* [PROVIDED MATERIAL]
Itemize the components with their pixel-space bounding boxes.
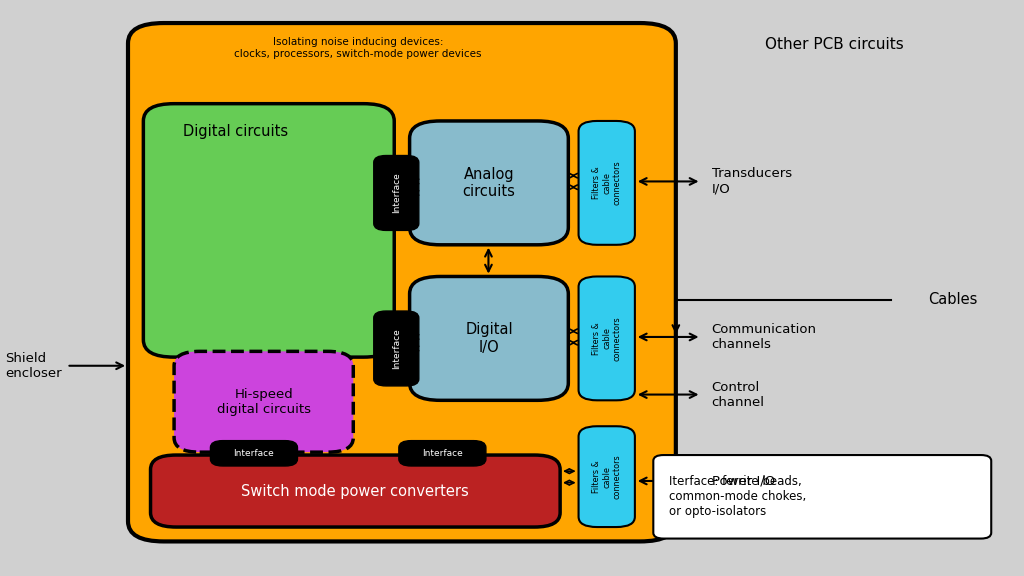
Text: Switch mode power converters: Switch mode power converters: [242, 483, 469, 499]
Text: Shield
encloser: Shield encloser: [5, 352, 61, 380]
Text: Control
channel: Control channel: [712, 381, 765, 408]
FancyBboxPatch shape: [579, 276, 635, 400]
Text: Transducers
I/O: Transducers I/O: [712, 168, 792, 195]
Text: Other PCB circuits: Other PCB circuits: [765, 37, 904, 52]
Text: Interface: Interface: [392, 328, 400, 369]
Text: Cables: Cables: [929, 292, 978, 307]
Text: Power I/O: Power I/O: [712, 475, 775, 487]
FancyBboxPatch shape: [653, 455, 991, 539]
FancyBboxPatch shape: [211, 441, 297, 466]
FancyBboxPatch shape: [410, 276, 568, 400]
Text: Filters &
cable
connectors: Filters & cable connectors: [592, 316, 622, 361]
Text: Isolating noise inducing devices:
clocks, processors, switch-mode power devices: Isolating noise inducing devices: clocks…: [234, 37, 482, 59]
Text: Digital
I/O: Digital I/O: [465, 322, 513, 355]
Text: Interface: Interface: [392, 173, 400, 213]
FancyBboxPatch shape: [410, 121, 568, 245]
FancyBboxPatch shape: [143, 104, 394, 357]
Text: Analog
circuits: Analog circuits: [463, 166, 515, 199]
FancyBboxPatch shape: [374, 156, 419, 230]
FancyBboxPatch shape: [399, 441, 486, 466]
Text: Interface: Interface: [422, 449, 463, 458]
Text: Filters &
cable
connectors: Filters & cable connectors: [592, 454, 622, 499]
FancyBboxPatch shape: [579, 426, 635, 527]
Text: Filters &
cable
connectors: Filters & cable connectors: [592, 161, 622, 205]
Text: Digital circuits: Digital circuits: [183, 124, 288, 139]
FancyBboxPatch shape: [128, 23, 676, 541]
Text: Hi-speed
digital circuits: Hi-speed digital circuits: [217, 388, 310, 416]
Text: Interface: Interface: [233, 449, 274, 458]
Text: Iterface: ferrite beads,
common-mode chokes,
or opto-isolators: Iterface: ferrite beads, common-mode cho…: [669, 475, 806, 518]
FancyBboxPatch shape: [151, 455, 560, 527]
FancyBboxPatch shape: [174, 351, 353, 452]
Text: Communication
channels: Communication channels: [712, 323, 817, 351]
FancyBboxPatch shape: [374, 311, 419, 386]
FancyBboxPatch shape: [579, 121, 635, 245]
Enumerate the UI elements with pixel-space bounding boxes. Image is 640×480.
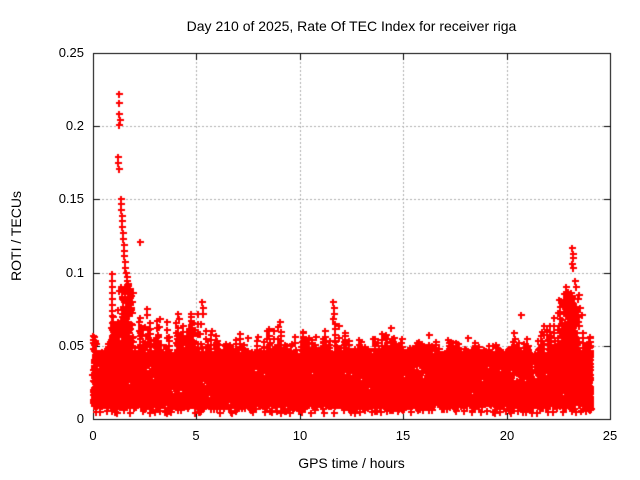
y-tick-label: 0.2 — [65, 118, 84, 133]
y-tick-label: 0.1 — [65, 265, 84, 280]
y-axis-label: ROTI / TECUs — [8, 191, 24, 281]
x-axis-label: GPS time / hours — [298, 455, 405, 471]
x-tick-label: 10 — [292, 428, 308, 443]
y-tick-label: 0.25 — [58, 45, 84, 60]
x-tick-label: 25 — [602, 428, 618, 443]
y-tick-label: 0.05 — [58, 338, 84, 353]
y-tick-label: 0 — [76, 411, 84, 426]
chart-title: Day 210 of 2025, Rate Of TEC Index for r… — [186, 18, 517, 34]
x-tick-label: 5 — [192, 428, 200, 443]
x-tick-label: 20 — [499, 428, 515, 443]
y-tick-label: 0.15 — [58, 191, 84, 206]
x-tick-label: 0 — [89, 428, 97, 443]
x-tick-label: 15 — [395, 428, 411, 443]
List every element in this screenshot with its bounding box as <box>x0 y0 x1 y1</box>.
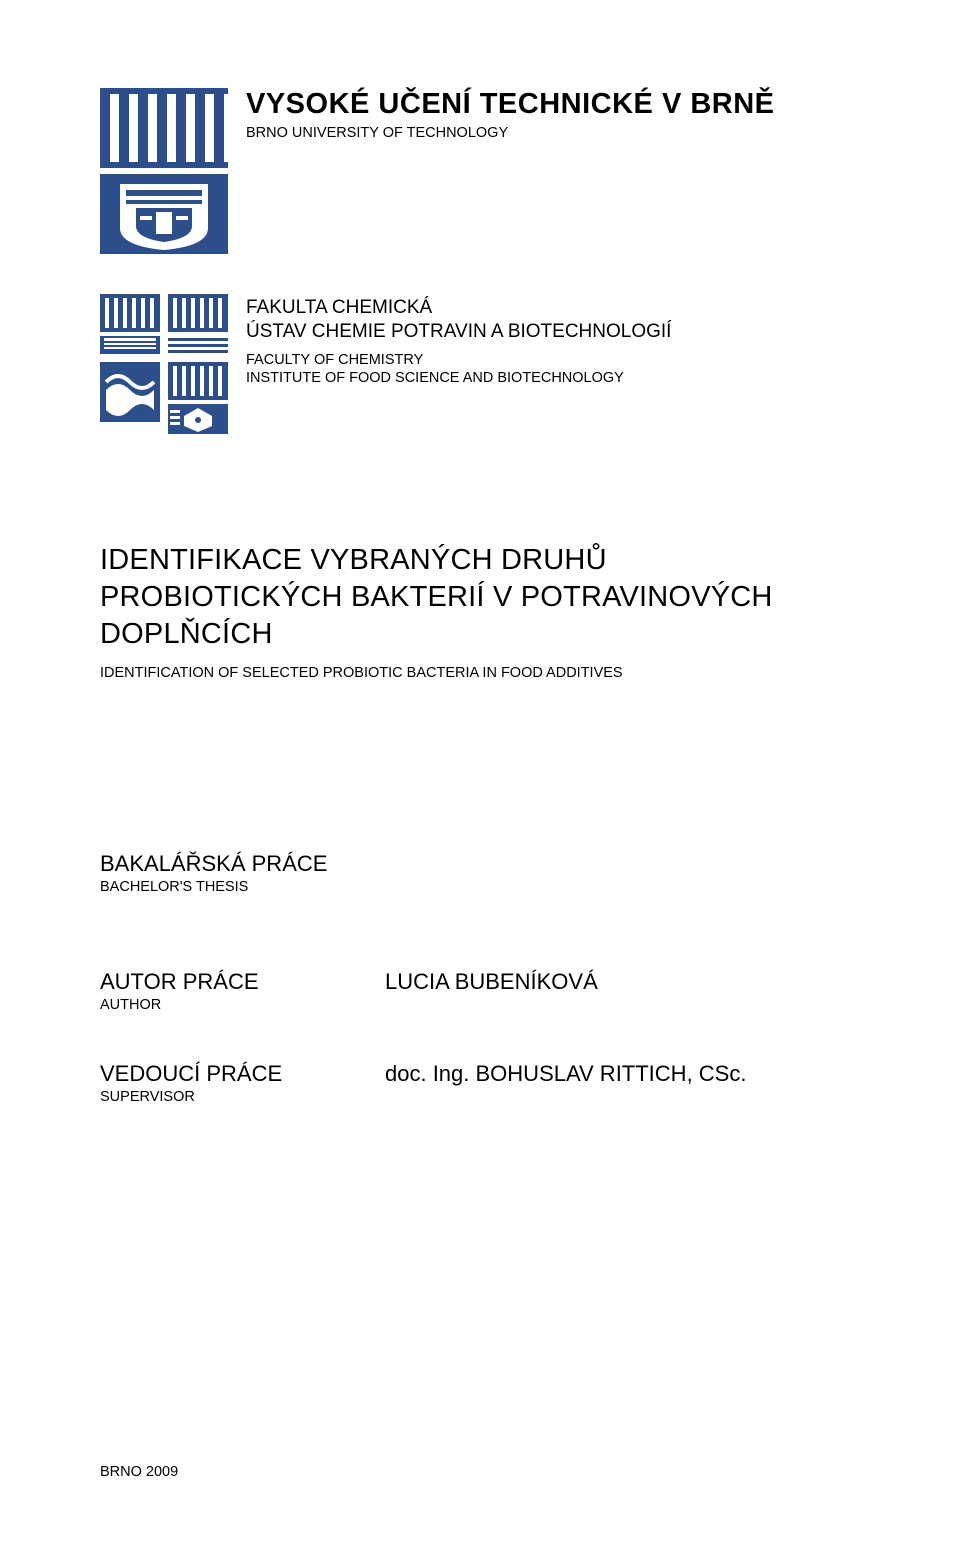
footer-year: BRNO 2009 <box>100 1464 178 1480</box>
supervisor-label-en: SUPERVISOR <box>100 1089 385 1105</box>
supervisor-row: VEDOUCÍ PRÁCE SUPERVISOR doc. Ing. BOHUS… <box>100 1061 860 1105</box>
thesis-subtitle: IDENTIFICATION OF SELECTED PROBIOTIC BAC… <box>100 665 860 681</box>
vut-logo-icon <box>100 88 228 254</box>
faculty-name: FAKULTA CHEMICKÁ <box>246 296 671 320</box>
author-label: AUTOR PRÁCE <box>100 969 385 995</box>
author-name: LUCIA BUBENÍKOVÁ <box>385 969 598 1013</box>
thesis-type: BAKALÁŘSKÁ PRÁCE <box>100 851 860 877</box>
thesis-title-line: IDENTIFIKACE VYBRANÝCH DRUHŮ <box>100 542 860 579</box>
faculty-tile-row-2-icon <box>100 362 228 434</box>
institute-name-en: INSTITUTE OF FOOD SCIENCE AND BIOTECHNOL… <box>246 369 671 388</box>
institute-name: ÚSTAV CHEMIE POTRAVIN A BIOTECHNOLOGIÍ <box>246 320 671 344</box>
author-row: AUTOR PRÁCE AUTHOR LUCIA BUBENÍKOVÁ <box>100 969 860 1013</box>
university-subtitle: BRNO UNIVERSITY OF TECHNOLOGY <box>246 125 775 141</box>
supervisor-name: doc. Ing. BOHUSLAV RITTICH, CSc. <box>385 1061 746 1105</box>
thesis-title-line: DOPLŇCÍCH <box>100 616 860 653</box>
faculty-logo-tiles <box>100 294 228 434</box>
faculty-name-en: FACULTY OF CHEMISTRY <box>246 351 671 370</box>
faculty-tile-row-1-icon <box>100 294 228 354</box>
supervisor-label: VEDOUCÍ PRÁCE <box>100 1061 385 1087</box>
thesis-type-en: BACHELOR'S THESIS <box>100 879 860 895</box>
author-label-en: AUTHOR <box>100 997 385 1013</box>
thesis-title-line: PROBIOTICKÝCH BAKTERIÍ V POTRAVINOVÝCH <box>100 579 860 616</box>
university-title: VYSOKÉ UČENÍ TECHNICKÉ V BRNĚ <box>246 88 775 121</box>
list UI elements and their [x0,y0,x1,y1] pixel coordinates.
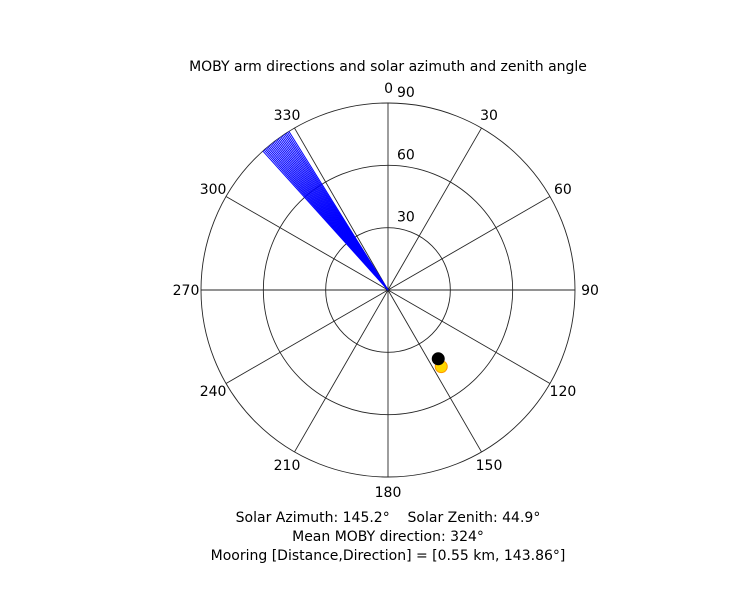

* [PROBLEM TO WORK ON]
Quote the rows word for word, beginning at the line that contains "Text: Switch mode" and stopping after the line that contains "Text: Transducers".

* [ANSWER IN FULL]
Text: Switch mode power converters: Switch mode power converters: [242, 483, 469, 499]
Text: Shield
encloser: Shield encloser: [5, 352, 61, 380]
Text: Control
channel: Control channel: [712, 381, 765, 408]
FancyBboxPatch shape: [579, 276, 635, 400]
Text: Transducers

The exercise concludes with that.